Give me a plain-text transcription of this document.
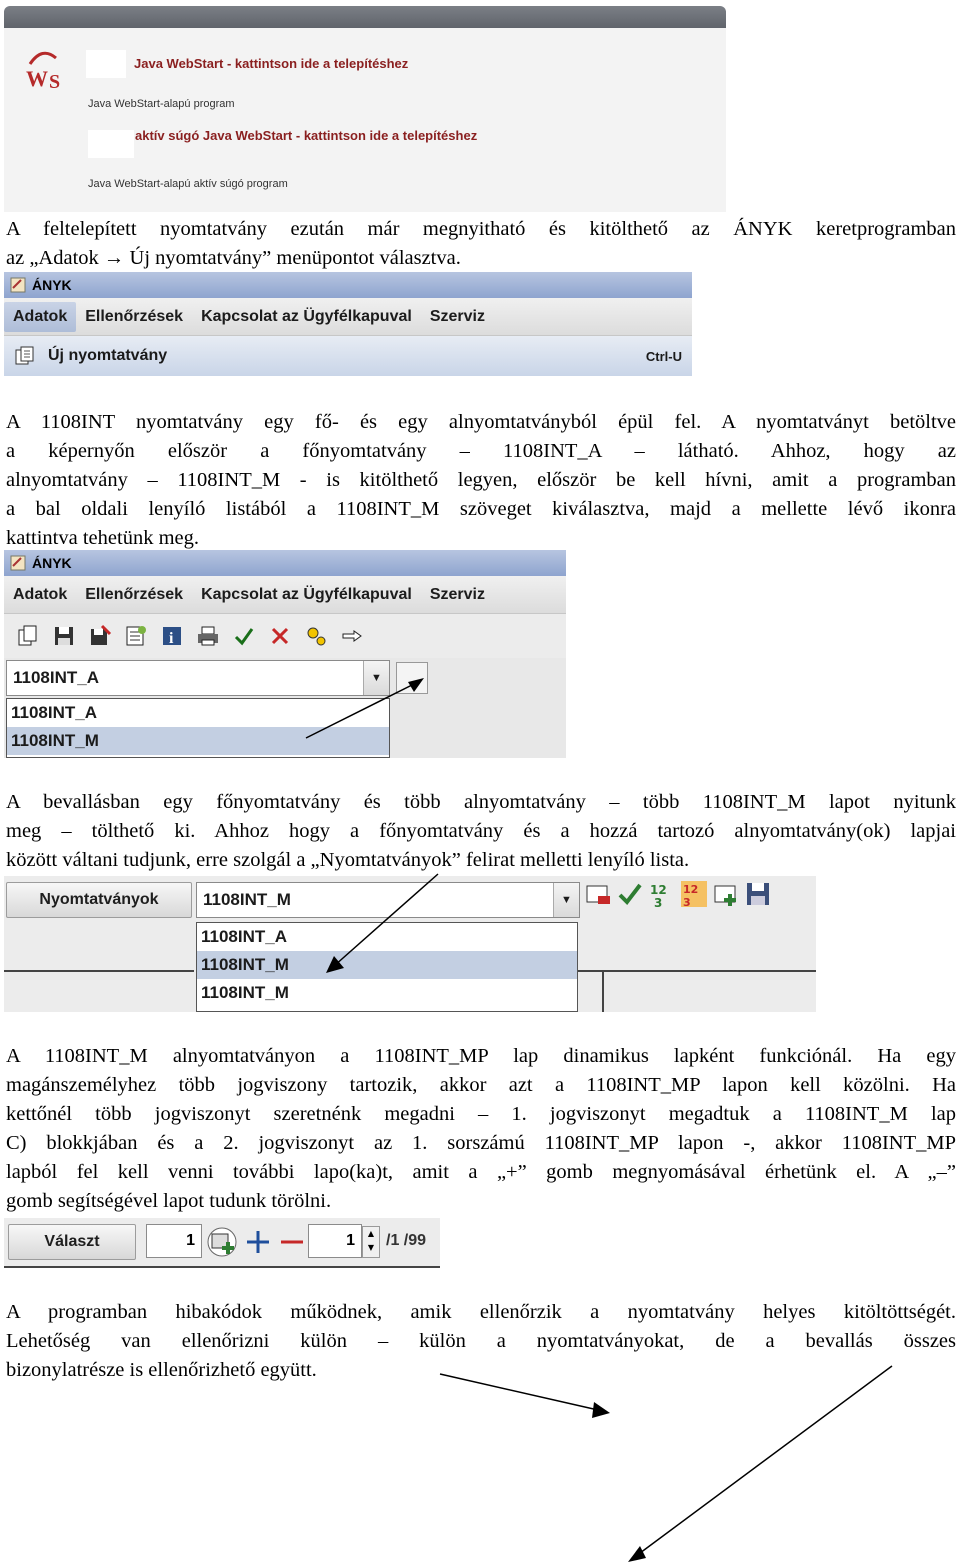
W S
Java WebStart - kattintson ide a telepítéshez
Java WebStart-alapú program
aktív súgó Java WebStart - kattintson ide a telepítéshez
Java WebStart-alapú aktív súgó program
A feltelepített nyomtatvány ezután már megnyitható és kitölthető az ÁNYK keretprogramban
az „Adatok → Új nyomtatvány” menüpontot választva.
ÁNYK
Adatok	Ellenőrzések	Kapcsolat az Ügyfélkapuval	Szerviz
Új nyomtatvány	Ctrl-U
A 1108INT nyomtatvány egy fő- és egy alnyomtatványból épül fel. A nyomtatványt betöltve
a képernyőn először a főnyomtatvány – 1108INT_A – látható. Ahhoz, hogy az
alnyomtatvány – 1108INT_M - is kitölthető legyen, először be kell hívni, amit a programban
a bal oldali lenyíló listából a 1108INT_M szöveget kiválasztva, majd a mellette lévő ikonra
kattintva tehetünk meg.
ÁNYK
Adatok	Ellenőrzések	Kapcsolat az Ügyfélkapuval	Szerviz
i
1108INT_A	▼
1108INT_A
1108INT_M
A bevallásban egy főnyomtatvány és több alnyomtatvány – több 1108INT_M lapot nyitunk
meg – tölthető ki. Ahhoz hogy a főnyomtatvány és a hozzá tartozó alnyomtatvány(ok) lapjai
között váltani tudjunk, erre szolgál a „Nyomtatványok” felirat melletti lenyíló lista.
Nyomtatványok	1108INT_M	▼
12
3
12
3
1108INT_A
1108INT_M
1108INT_M
A 1108INT_M alnyomtatványon a 1108INT_MP lap dinamikus lapként funkciónál. Ha egy
magánszemélyhez több jogviszony tartozik, akkor azt a 1108INT_MP lapon kell közölni. Ha
kettőnél több jogviszonyt szeretnénk megadni – 1. jogviszonyt megadtuk a 1108INT_M lap
C) blokkjában és a 2. jogviszonyt az 1. sorszámú 1108INT_MP lapon -, akkor 1108INT_MP
lapból fel kell venni további lapo(ka)t, amit a „+” gomb megnyomásával érhetünk el. A „–”
gomb segítségével lapot tudunk törölni.
Választ	1	1	▲
▼ /1 /99
A programban hibakódok működnek, amik ellenőrzik a nyomtatvány helyes kitöltöttségét.
Lehetőség van ellenőrizni külön – külön a nyomtatványokat, de a bevallás összes
bizonylatrésze is ellenőrizhető együtt.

• [Task requirements]
Write out the entries above word for word. Do not include the pictures.

• [Response below]
Give me a plain-text transcription of this document.
W S
Java WebStart - kattintson ide a telepítéshez
Java WebStart-alapú program
aktív súgó Java WebStart - kattintson ide a telepítéshez
Java WebStart-alapú aktív súgó program
A feltelepített nyomtatvány ezután már megnyitható és kitölthető az ÁNYK keretprogramban
az „Adatok → Új nyomtatvány” menüpontot választva.
ÁNYK
Adatok	Ellenőrzések	Kapcsolat az Ügyfélkapuval	Szerviz
Új nyomtatvány	Ctrl-U
A 1108INT nyomtatvány egy fő- és egy alnyomtatványból épül fel. A nyomtatványt betöltve
a képernyőn először a főnyomtatvány – 1108INT_A – látható. Ahhoz, hogy az
alnyomtatvány – 1108INT_M - is kitölthető legyen, először be kell hívni, amit a programban
a bal oldali lenyíló listából a 1108INT_M szöveget kiválasztva, majd a mellette lévő ikonra
kattintva tehetünk meg.
ÁNYK
Adatok	Ellenőrzések	Kapcsolat az Ügyfélkapuval	Szerviz
i
1108INT_A	▼
1108INT_A
1108INT_M
A bevallásban egy főnyomtatvány és több alnyomtatvány – több 1108INT_M lapot nyitunk
meg – tölthető ki. Ahhoz hogy a főnyomtatvány és a hozzá tartozó alnyomtatvány(ok) lapjai
között váltani tudjunk, erre szolgál a „Nyomtatványok” felirat melletti lenyíló lista.
Nyomtatványok	1108INT_M	▼
12
3
12
3
1108INT_A
1108INT_M
1108INT_M
A 1108INT_M alnyomtatványon a 1108INT_MP lap dinamikus lapként funkciónál. Ha egy
magánszemélyhez több jogviszony tartozik, akkor azt a 1108INT_MP lapon kell közölni. Ha
kettőnél több jogviszonyt szeretnénk megadni – 1. jogviszonyt megadtuk a 1108INT_M lap
C) blokkjában és a 2. jogviszonyt az 1. sorszámú 1108INT_MP lapon -, akkor 1108INT_MP
lapból fel kell venni további lapo(ka)t, amit a „+” gomb megnyomásával érhetünk el. A „–”
gomb segítségével lapot tudunk törölni.
Választ	1	1	▲
▼ /1 /99
A programban hibakódok működnek, amik ellenőrzik a nyomtatvány helyes kitöltöttségét.
Lehetőség van ellenőrizni külön – külön a nyomtatványokat, de a bevallás összes
bizonylatrésze is ellenőrizhető együtt.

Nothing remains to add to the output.